- **Selected excerpt**
Is this an undercount of births and/or an overcount in the ERP? Or is there some change in reported Indigenous status occurring amongst infants? Writing about the Australian Indigenous population as a whole, Gray and Gaminiratne [20] were the first to suspect it was the latter, arguing “a large proportion of young children that are not enumerated as Aboriginal come to be classified as Aboriginal at slightly older ages” (p. 3). They suggested it was due to mixed Indigenous/non-Indigenous couples being unsure of how to answer the question on Indigenous status in the census for their newly-born infants. Gray and Gaminiratne argued that by the time of later censuses, the child's identity was clearer and was more likely to be reported as Indigenous.

More data are now available to test this theory. The results of a recent ABS report on ‘Understanding the increase in Aboriginal and Torres Strait Islander counts, 2006–2011’ support Gray and Gaminiratne's idea [21]. Nationally, most of the increase in Indigenous census counts amongst the cohort aged 0–4 in 2006 and 5–9 in 2011 occurred to mixed Indigenous/non-Indigenous couples or where both parents were non-Indigenous or where the Indigenous status of one parent was not recorded. The cohort of infants with two Indigenous parents experienced only a slight increase between 2006 and 2011.

- **Stored data**
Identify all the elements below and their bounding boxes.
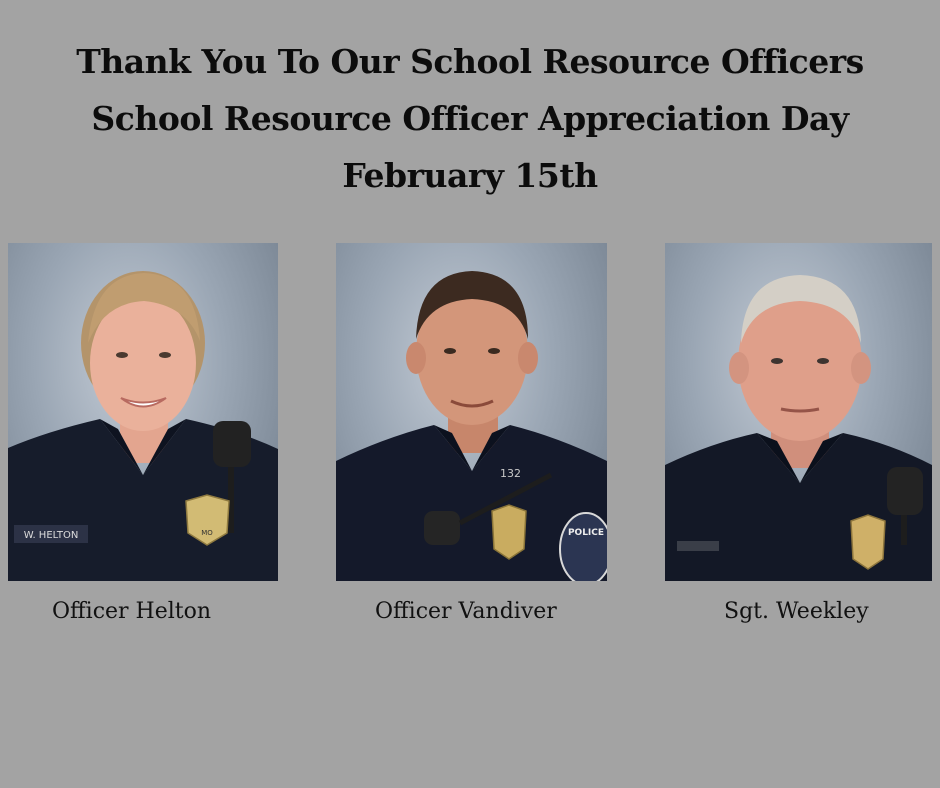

- **Problem to work on**
In the passage on Indigenous census counts, which cohort of infants saw only a slight increase between 2006 and 2011? The data have no connection to the passage on Indigenous census counts.

- **Final answer**
The cohort of infants with two Indigenous parents.